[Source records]
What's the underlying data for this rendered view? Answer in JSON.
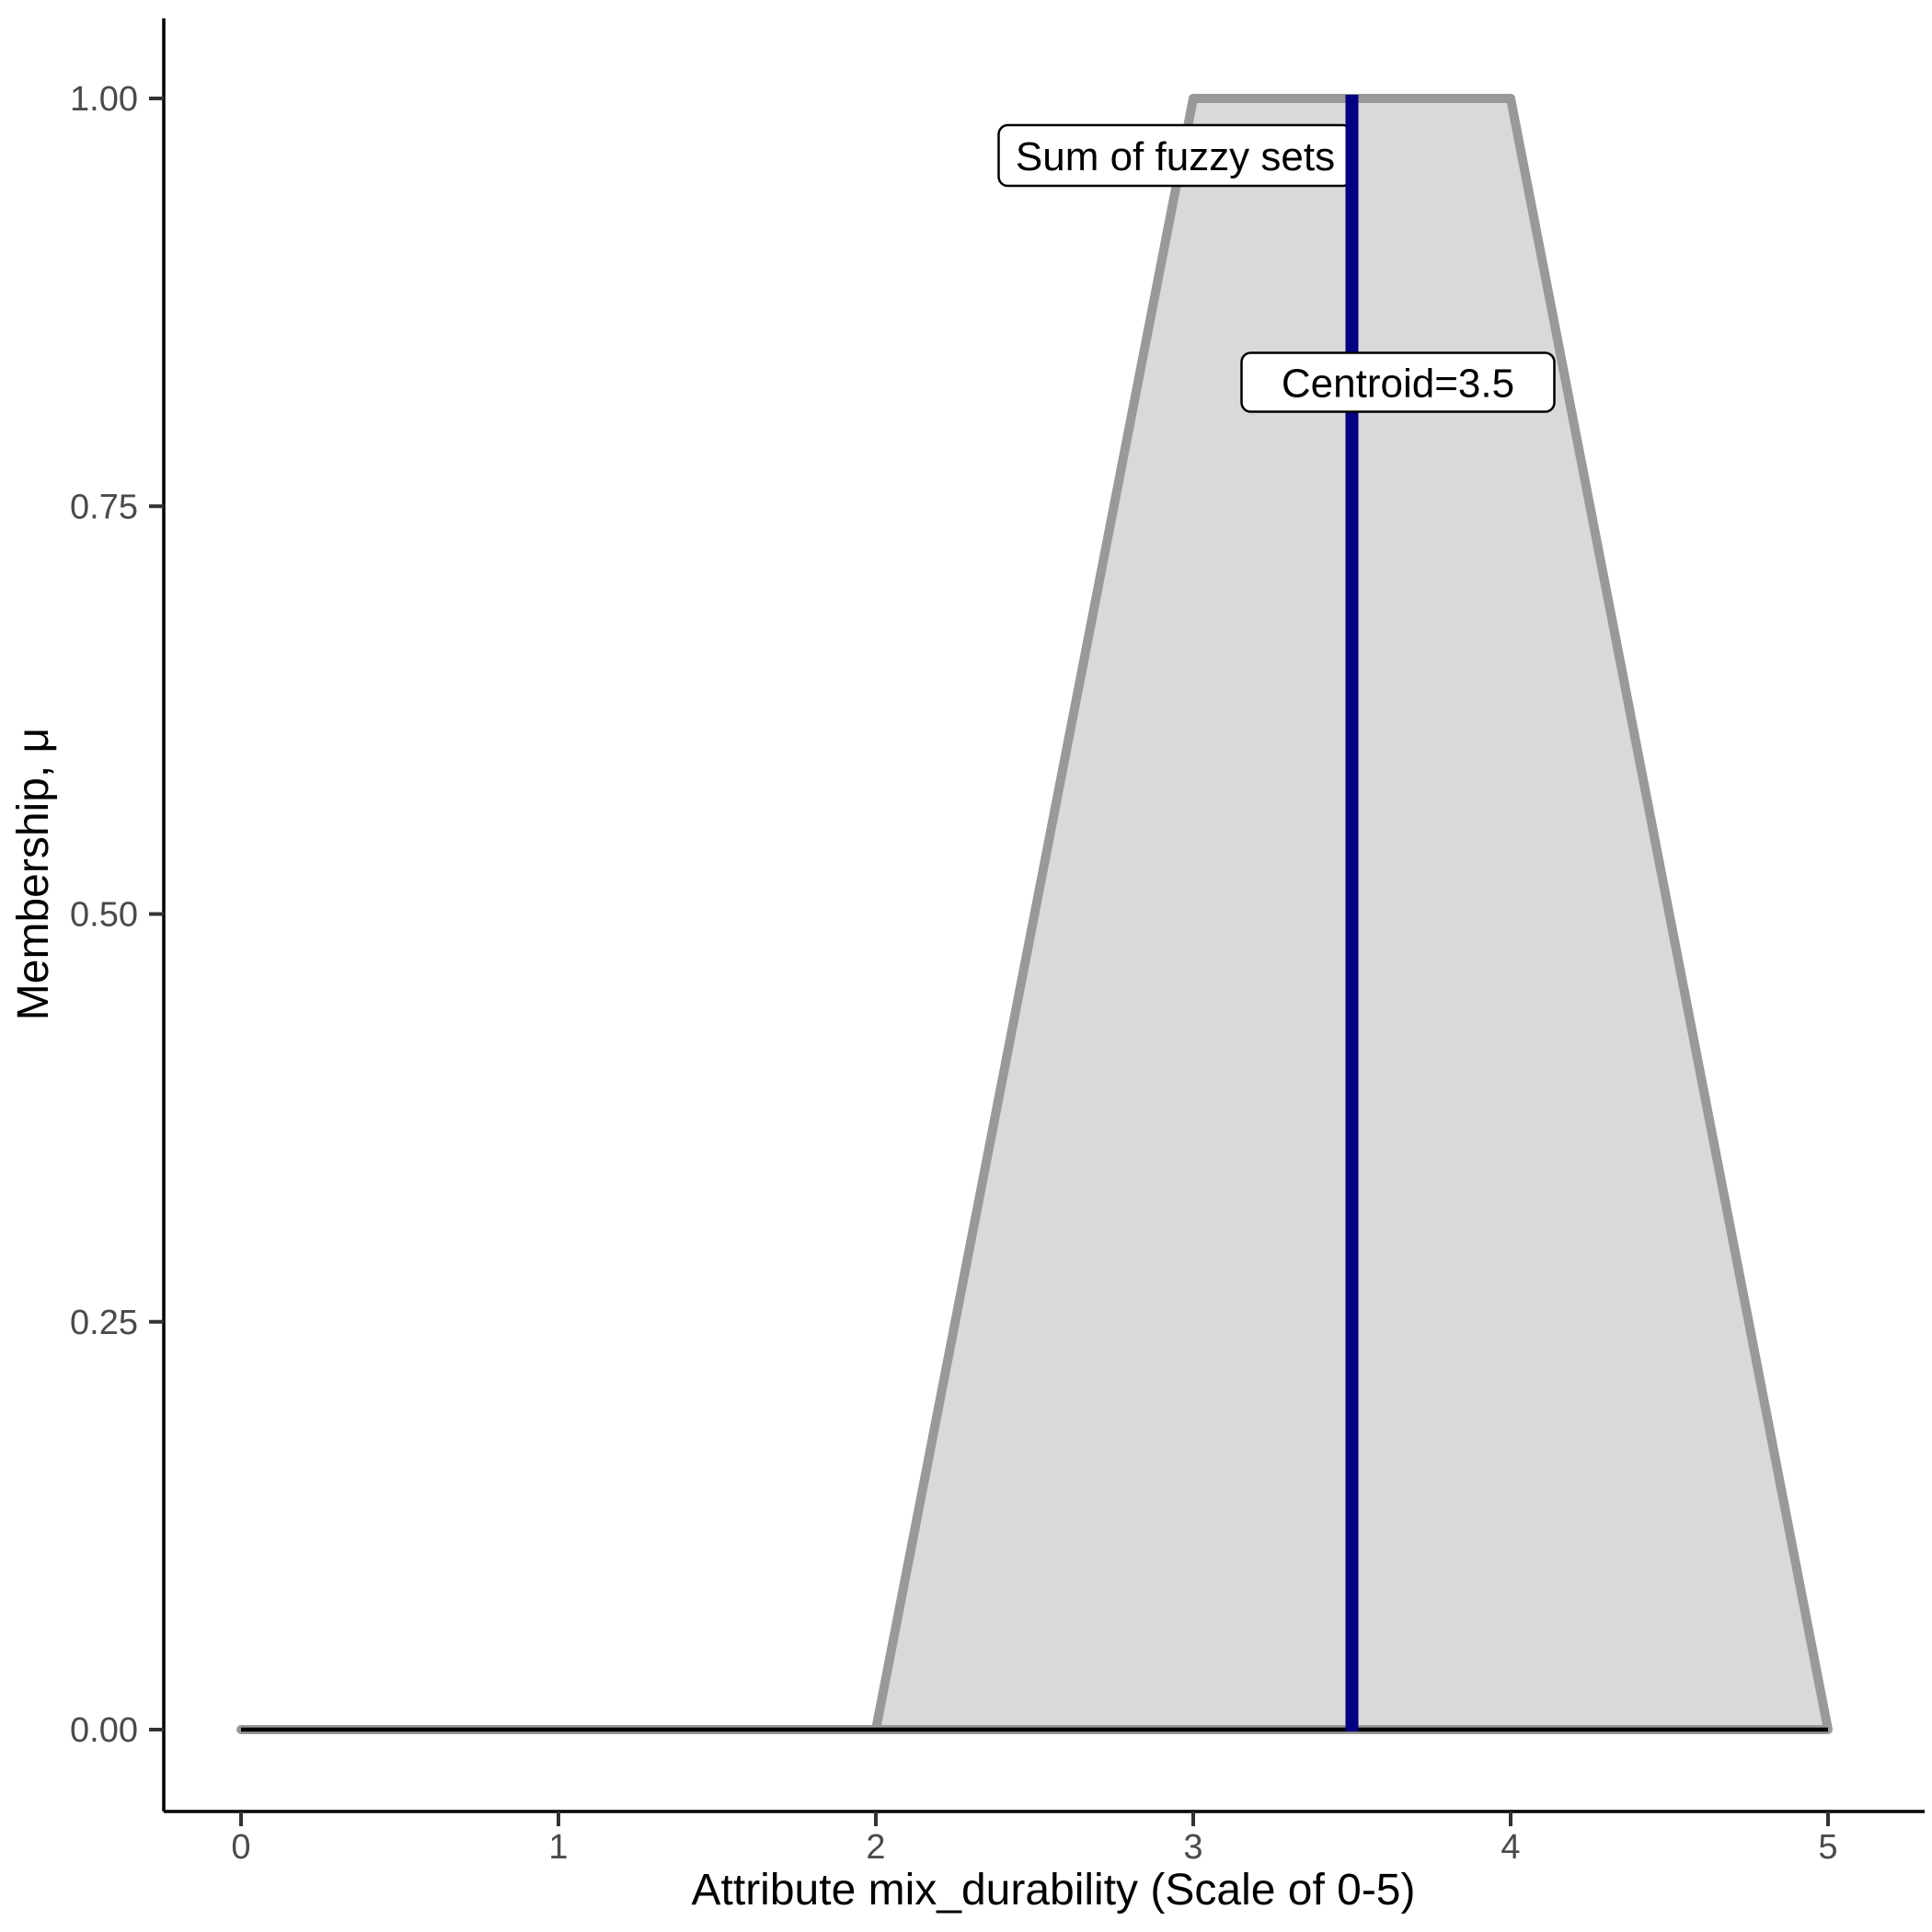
{
  "chart_data": {
    "type": "area",
    "title": "",
    "xlabel": "Attribute mix_durability (Scale of 0-5)",
    "ylabel": "Membership, μ",
    "xlim": [
      0,
      5
    ],
    "ylim": [
      0,
      1
    ],
    "grid": false,
    "legend": "none",
    "x_ticks": [
      {
        "value": 0,
        "label": "0"
      },
      {
        "value": 1,
        "label": "1"
      },
      {
        "value": 2,
        "label": "2"
      },
      {
        "value": 3,
        "label": "3"
      },
      {
        "value": 4,
        "label": "4"
      },
      {
        "value": 5,
        "label": "5"
      }
    ],
    "y_ticks": [
      {
        "value": 0.0,
        "label": "0.00"
      },
      {
        "value": 0.25,
        "label": "0.25"
      },
      {
        "value": 0.5,
        "label": "0.50"
      },
      {
        "value": 0.75,
        "label": "0.75"
      },
      {
        "value": 1.0,
        "label": "1.00"
      }
    ],
    "series": [
      {
        "name": "sum-of-fuzzy-sets",
        "kind": "filled-area",
        "points": [
          [
            0,
            0
          ],
          [
            2,
            0
          ],
          [
            3,
            1
          ],
          [
            4,
            1
          ],
          [
            5,
            0
          ]
        ],
        "fill": "#d9d9d9",
        "stroke": "#999999",
        "stroke_width": 10
      },
      {
        "name": "baseline-membership",
        "kind": "line",
        "points": [
          [
            0,
            0
          ],
          [
            5,
            0
          ]
        ],
        "stroke": "#000000",
        "stroke_width": 4.5
      }
    ],
    "centroid": {
      "value": 3.5,
      "color": "#000080",
      "line_width": 14,
      "span": [
        0,
        1
      ]
    },
    "annotations": [
      {
        "id": "sum_label",
        "text": "Sum of fuzzy sets",
        "anchor_x": 3.5,
        "anchor_y": 0.965,
        "align": "right-of-box-at-anchor"
      },
      {
        "id": "centroid_label",
        "text": "Centroid=3.5",
        "anchor_x": 3.5,
        "anchor_y": 0.826,
        "align": "center-offset-right"
      }
    ]
  },
  "colors": {
    "background": "#ffffff",
    "axis": "#000000",
    "tick": "#333333",
    "tick_label": "#4a4a4a",
    "area_fill": "#d9d9d9",
    "area_stroke": "#999999",
    "baseline": "#000000",
    "centroid": "#000080",
    "annotation_box": "#ffffff",
    "annotation_border": "#000000"
  }
}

▶ _Exercise details_
Using the listing above, pick out each line that contains the word "fuzzy", then copy it.

▶ _The answer_
        "name": "sum-of-fuzzy-sets",
        "text": "Sum of fuzzy sets",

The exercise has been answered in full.